Stated exercise:
Pull every line of the entries that has the word "JSON".

Information supplied:

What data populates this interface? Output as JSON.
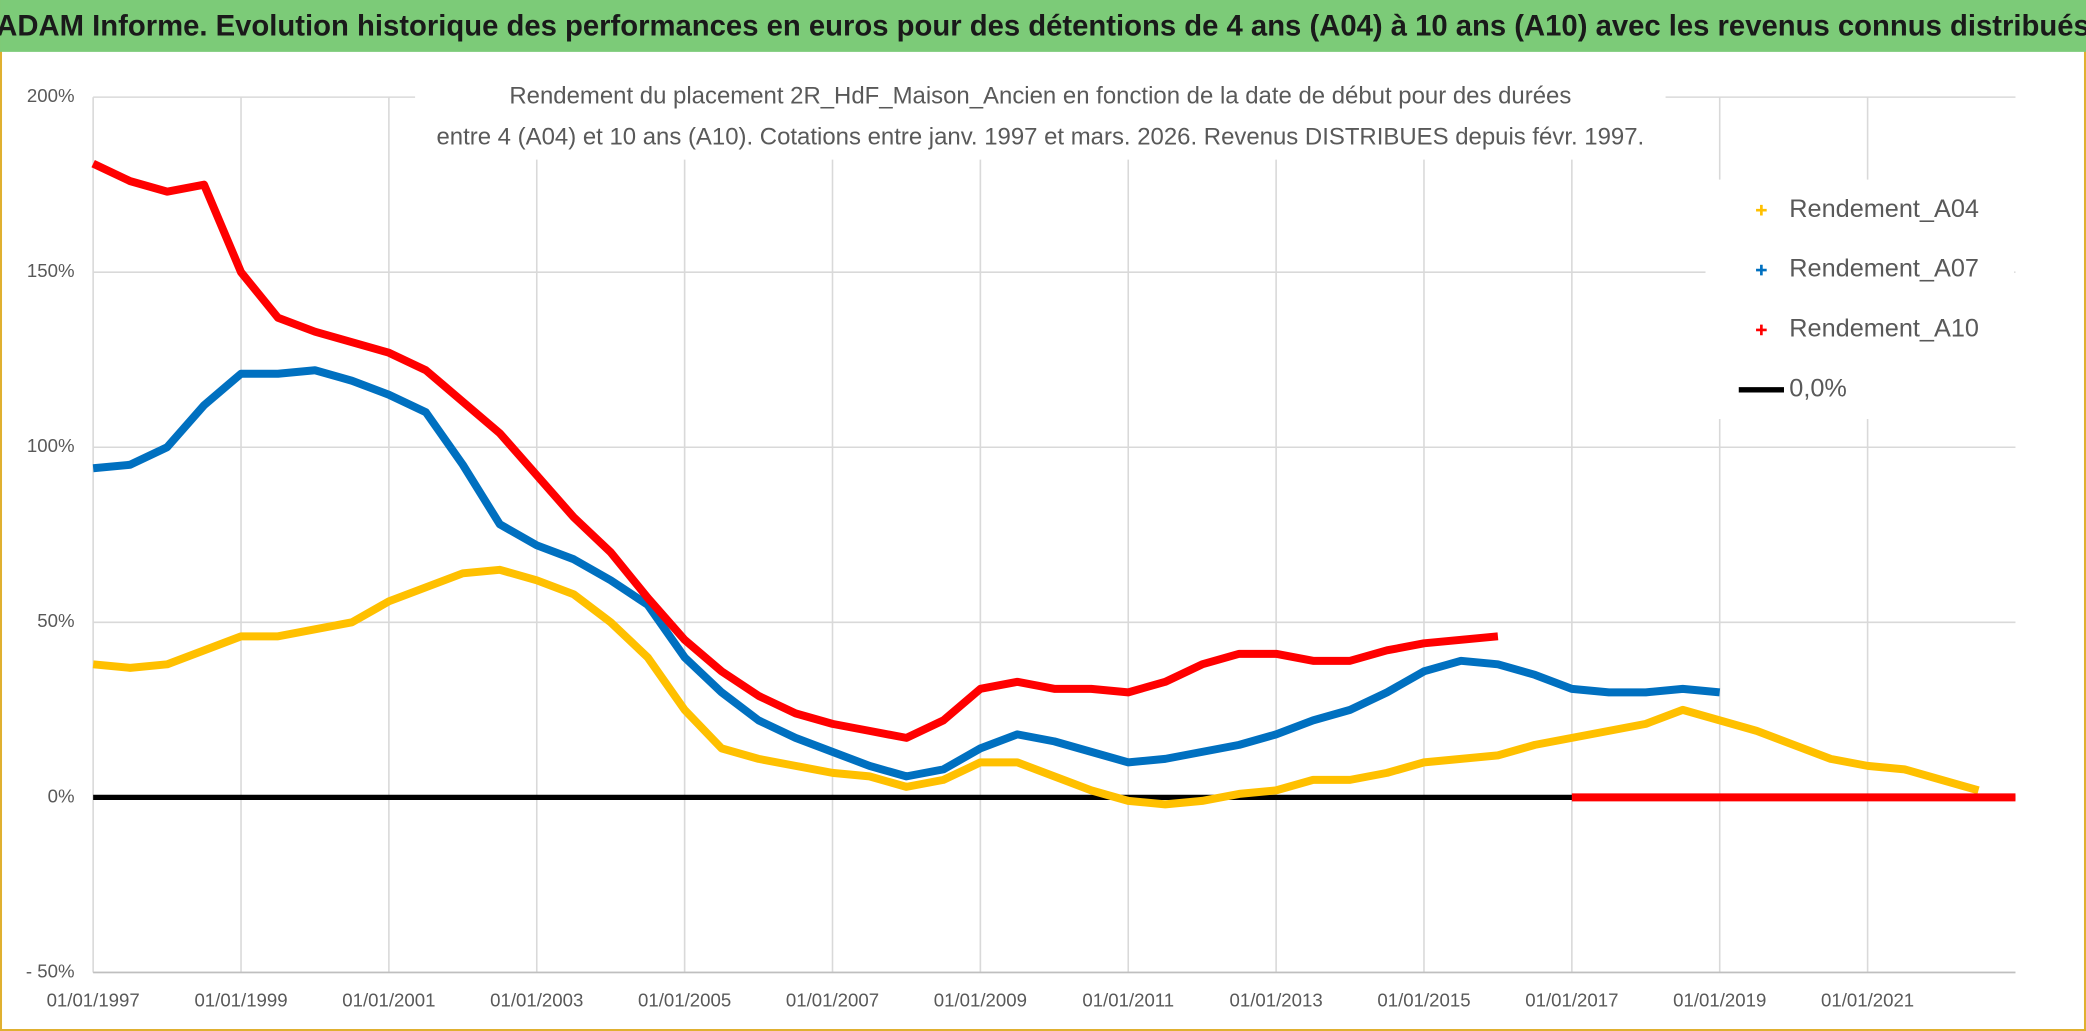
{
  "header": {
    "title": "ADAM Informe. Evolution historique des performances en euros pour des détentions de 4 ans (A04) à 10 ans (A10) avec les revenus connus distribués"
  },
  "chart_data": {
    "type": "line",
    "title": [
      "Rendement du placement 2R_HdF_Maison_Ancien en fonction de la date de début pour des durées",
      "entre 4 (A04) et 10 ans (A10). Cotations entre janv. 1997 et mars. 2026. Revenus DISTRIBUES depuis févr. 1997."
    ],
    "x": [
      "01/01/1997",
      "01/07/1997",
      "01/01/1998",
      "01/07/1998",
      "01/01/1999",
      "01/07/1999",
      "01/01/2000",
      "01/07/2000",
      "01/01/2001",
      "01/07/2001",
      "01/01/2002",
      "01/07/2002",
      "01/01/2003",
      "01/07/2003",
      "01/01/2004",
      "01/07/2004",
      "01/01/2005",
      "01/07/2005",
      "01/01/2006",
      "01/07/2006",
      "01/01/2007",
      "01/07/2007",
      "01/01/2008",
      "01/07/2008",
      "01/01/2009",
      "01/07/2009",
      "01/01/2010",
      "01/07/2010",
      "01/01/2011",
      "01/07/2011",
      "01/01/2012",
      "01/07/2012",
      "01/01/2013",
      "01/07/2013",
      "01/01/2014",
      "01/07/2014",
      "01/01/2015",
      "01/07/2015",
      "01/01/2016",
      "01/07/2016",
      "01/01/2017",
      "01/07/2017",
      "01/01/2018",
      "01/07/2018",
      "01/01/2019",
      "01/07/2019",
      "01/01/2020",
      "01/07/2020",
      "01/01/2021",
      "01/07/2021",
      "01/01/2022",
      "01/07/2022",
      "01/01/2023"
    ],
    "series": [
      {
        "name": "0,0%",
        "color": "#000000",
        "style": "line",
        "values": [
          0,
          0,
          0,
          0,
          0,
          0,
          0,
          0,
          0,
          0,
          0,
          0,
          0,
          0,
          0,
          0,
          0,
          0,
          0,
          0,
          0,
          0,
          0,
          0,
          0,
          0,
          0,
          0,
          0,
          0,
          0,
          0,
          0,
          0,
          0,
          0,
          0,
          0,
          0,
          0,
          0,
          0,
          0,
          0,
          0,
          0,
          0,
          0,
          0,
          0,
          0,
          0,
          0
        ]
      },
      {
        "name": "Rendement_A04",
        "color": "#ffc000",
        "style": "marker",
        "values": [
          38,
          37,
          38,
          42,
          46,
          46,
          48,
          50,
          56,
          60,
          64,
          65,
          62,
          58,
          50,
          40,
          25,
          14,
          11,
          9,
          7,
          6,
          3,
          5,
          10,
          10,
          6,
          2,
          -1,
          -2,
          -1,
          1,
          2,
          5,
          5,
          7,
          10,
          11,
          12,
          15,
          17,
          19,
          21,
          25,
          22,
          19,
          15,
          11,
          9,
          8,
          5,
          2,
          null
        ]
      },
      {
        "name": "Rendement_A07",
        "color": "#0070c0",
        "style": "marker",
        "values": [
          94,
          95,
          100,
          112,
          121,
          121,
          122,
          119,
          115,
          110,
          95,
          78,
          72,
          68,
          62,
          55,
          40,
          30,
          22,
          17,
          13,
          9,
          6,
          8,
          14,
          18,
          16,
          13,
          10,
          11,
          13,
          15,
          18,
          22,
          25,
          30,
          36,
          39,
          38,
          35,
          31,
          30,
          30,
          31,
          30,
          null,
          null,
          null,
          null,
          null,
          null,
          null,
          null
        ]
      },
      {
        "name": "Rendement_A10",
        "color": "#ff0000",
        "style": "marker",
        "values": [
          181,
          176,
          173,
          175,
          150,
          137,
          133,
          130,
          127,
          122,
          113,
          104,
          92,
          80,
          70,
          57,
          45,
          36,
          29,
          24,
          21,
          19,
          17,
          22,
          31,
          33,
          31,
          31,
          30,
          33,
          38,
          41,
          41,
          39,
          39,
          42,
          44,
          45,
          46,
          null,
          0,
          0,
          0,
          0,
          0,
          0,
          0,
          0,
          0,
          0,
          0,
          0,
          0
        ]
      }
    ],
    "legend_order": [
      1,
      2,
      3,
      0
    ],
    "xlim": [
      "01/01/1997",
      "01/01/2023"
    ],
    "xticks": [
      "01/01/1997",
      "01/01/1999",
      "01/01/2001",
      "01/01/2003",
      "01/01/2005",
      "01/01/2007",
      "01/01/2009",
      "01/01/2011",
      "01/01/2013",
      "01/01/2015",
      "01/01/2017",
      "01/01/2019",
      "01/01/2021"
    ],
    "ylim": [
      -50,
      200
    ],
    "yticks": [
      {
        "value": -50,
        "label": "- 50%"
      },
      {
        "value": 0,
        "label": "0%"
      },
      {
        "value": 50,
        "label": "50%"
      },
      {
        "value": 100,
        "label": "100%"
      },
      {
        "value": 150,
        "label": "150%"
      },
      {
        "value": 200,
        "label": "200%"
      }
    ],
    "grid": true
  }
}
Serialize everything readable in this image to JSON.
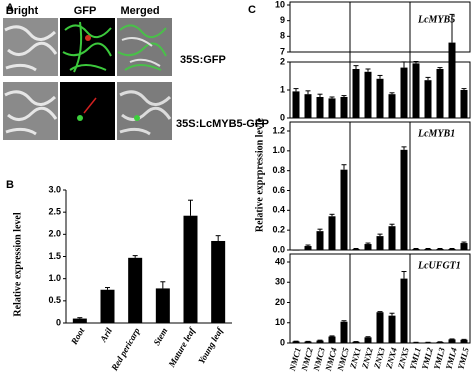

Output of the exercise:
What data populates this interface? Output as JSON.
Serialize everything readable in this image to JSON.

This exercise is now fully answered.